Input records —
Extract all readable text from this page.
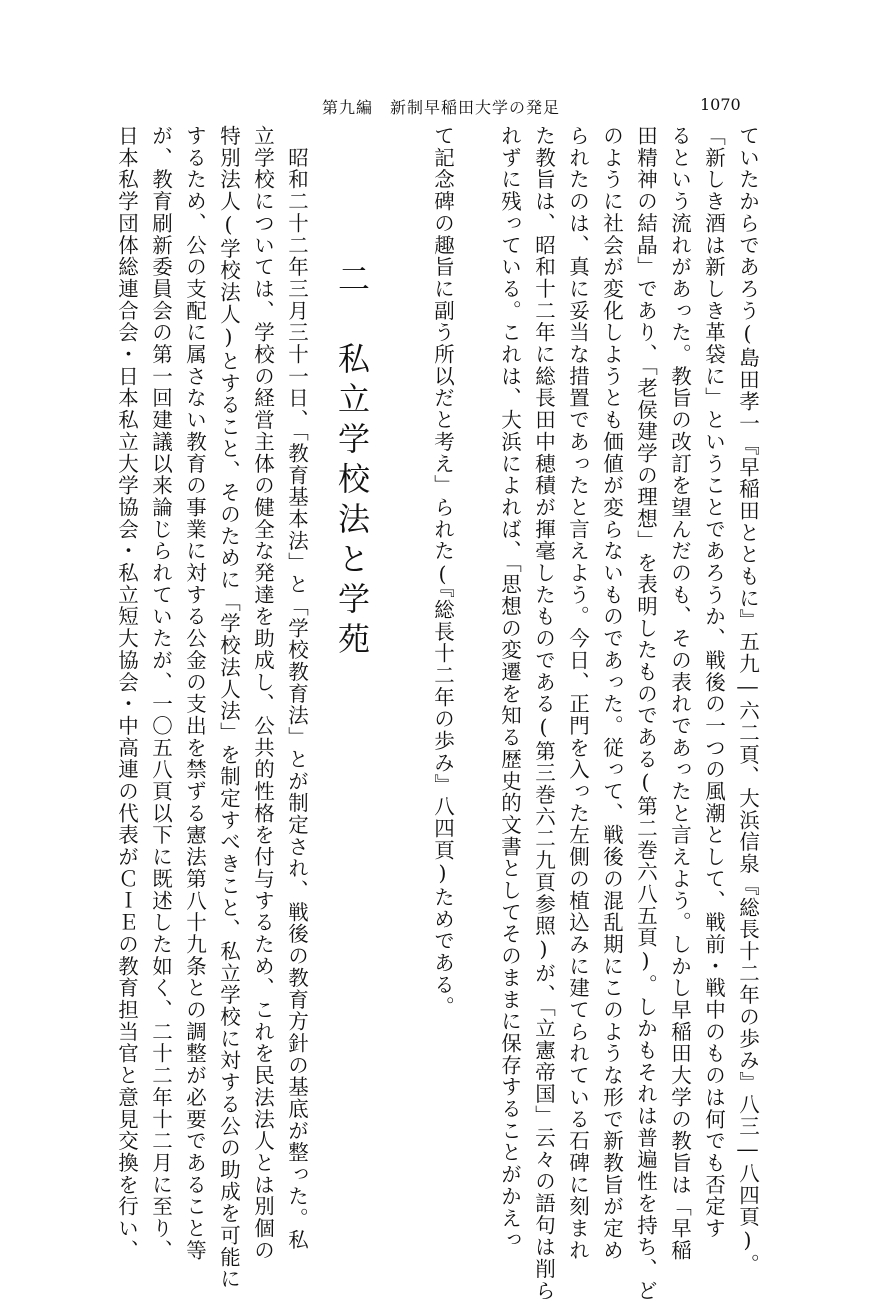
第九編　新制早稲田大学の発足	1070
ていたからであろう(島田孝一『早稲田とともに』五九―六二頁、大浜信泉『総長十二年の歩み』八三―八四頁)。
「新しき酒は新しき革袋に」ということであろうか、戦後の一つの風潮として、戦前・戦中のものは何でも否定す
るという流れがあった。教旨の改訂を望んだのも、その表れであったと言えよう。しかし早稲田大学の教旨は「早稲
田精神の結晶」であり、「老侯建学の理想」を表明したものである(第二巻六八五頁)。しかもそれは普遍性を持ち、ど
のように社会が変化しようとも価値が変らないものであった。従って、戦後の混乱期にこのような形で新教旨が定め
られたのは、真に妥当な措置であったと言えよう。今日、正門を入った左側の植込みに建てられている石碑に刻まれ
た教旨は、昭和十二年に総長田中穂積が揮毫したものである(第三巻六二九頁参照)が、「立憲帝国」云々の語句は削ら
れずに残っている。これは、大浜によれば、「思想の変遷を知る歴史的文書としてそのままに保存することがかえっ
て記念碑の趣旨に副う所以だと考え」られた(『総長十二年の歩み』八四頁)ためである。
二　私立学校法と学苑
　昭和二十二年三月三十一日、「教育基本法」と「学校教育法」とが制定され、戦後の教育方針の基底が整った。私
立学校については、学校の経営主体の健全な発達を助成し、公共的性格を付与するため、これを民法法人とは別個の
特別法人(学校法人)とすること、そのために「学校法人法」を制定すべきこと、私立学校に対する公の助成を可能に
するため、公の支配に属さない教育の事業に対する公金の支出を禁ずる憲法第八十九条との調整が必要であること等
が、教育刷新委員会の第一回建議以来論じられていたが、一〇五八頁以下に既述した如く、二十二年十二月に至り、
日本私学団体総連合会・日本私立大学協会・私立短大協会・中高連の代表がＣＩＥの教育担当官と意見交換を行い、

==

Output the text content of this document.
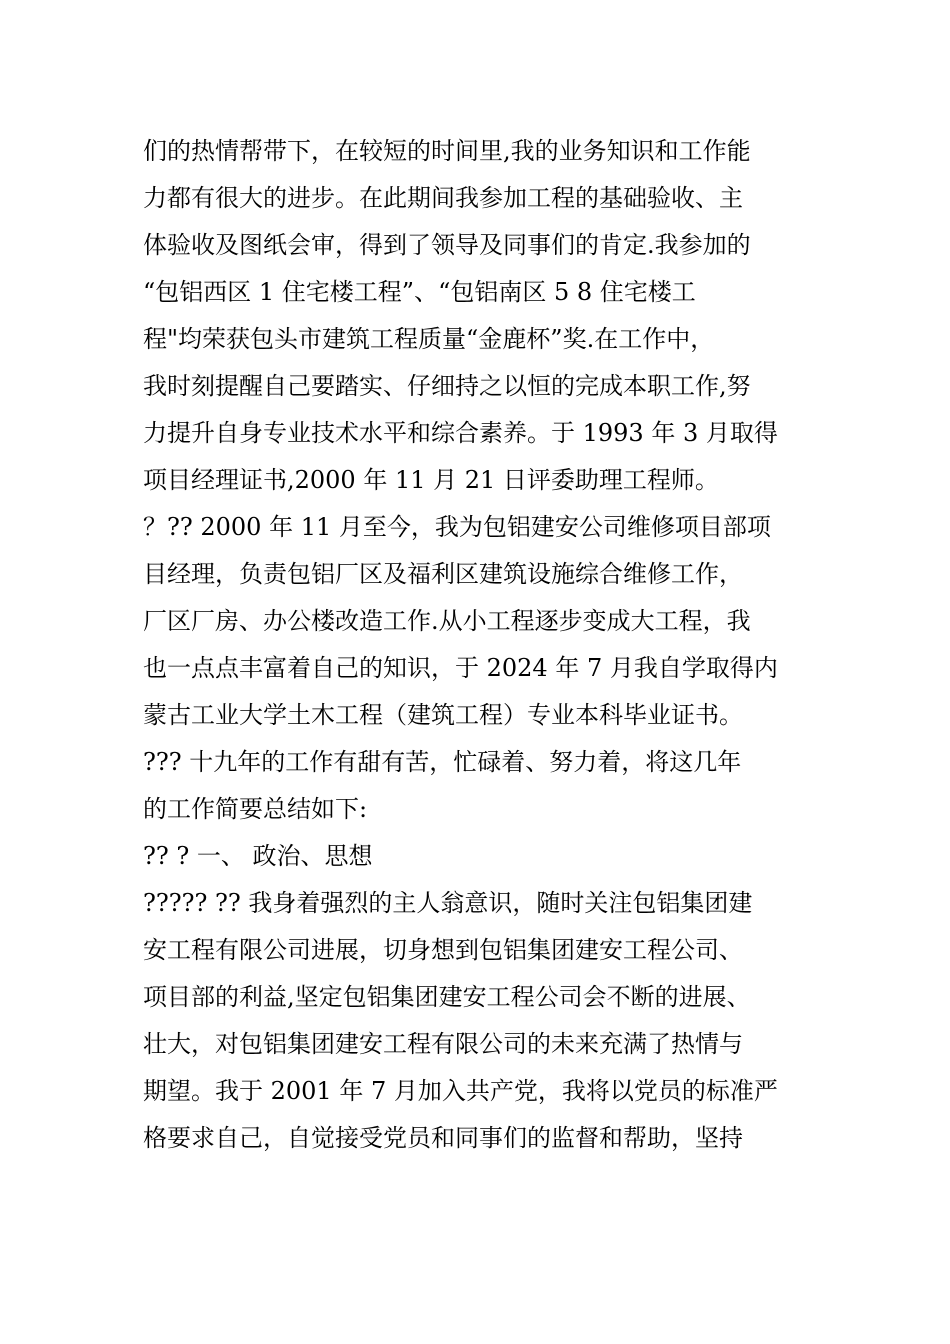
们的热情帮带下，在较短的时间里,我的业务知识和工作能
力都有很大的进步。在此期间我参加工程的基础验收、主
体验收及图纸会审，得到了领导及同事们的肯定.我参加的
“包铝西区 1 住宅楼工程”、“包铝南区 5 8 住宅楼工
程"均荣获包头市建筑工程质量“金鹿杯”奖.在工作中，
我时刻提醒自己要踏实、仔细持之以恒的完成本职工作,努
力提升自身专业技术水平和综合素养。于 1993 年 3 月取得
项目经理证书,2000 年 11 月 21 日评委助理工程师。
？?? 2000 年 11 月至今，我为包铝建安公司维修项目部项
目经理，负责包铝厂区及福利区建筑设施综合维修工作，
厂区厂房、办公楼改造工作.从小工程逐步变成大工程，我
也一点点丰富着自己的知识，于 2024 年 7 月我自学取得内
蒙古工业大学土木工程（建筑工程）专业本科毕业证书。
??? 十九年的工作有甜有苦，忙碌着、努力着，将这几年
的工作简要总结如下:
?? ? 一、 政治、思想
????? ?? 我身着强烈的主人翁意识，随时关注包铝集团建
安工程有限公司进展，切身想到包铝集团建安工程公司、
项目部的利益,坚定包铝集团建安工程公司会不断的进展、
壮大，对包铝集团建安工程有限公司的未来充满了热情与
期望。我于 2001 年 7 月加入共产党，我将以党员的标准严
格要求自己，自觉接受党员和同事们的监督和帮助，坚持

Task statement —
Report how many lines of the listing above include the word "総長十二年の歩み". Say nothing but the number.

Result —
2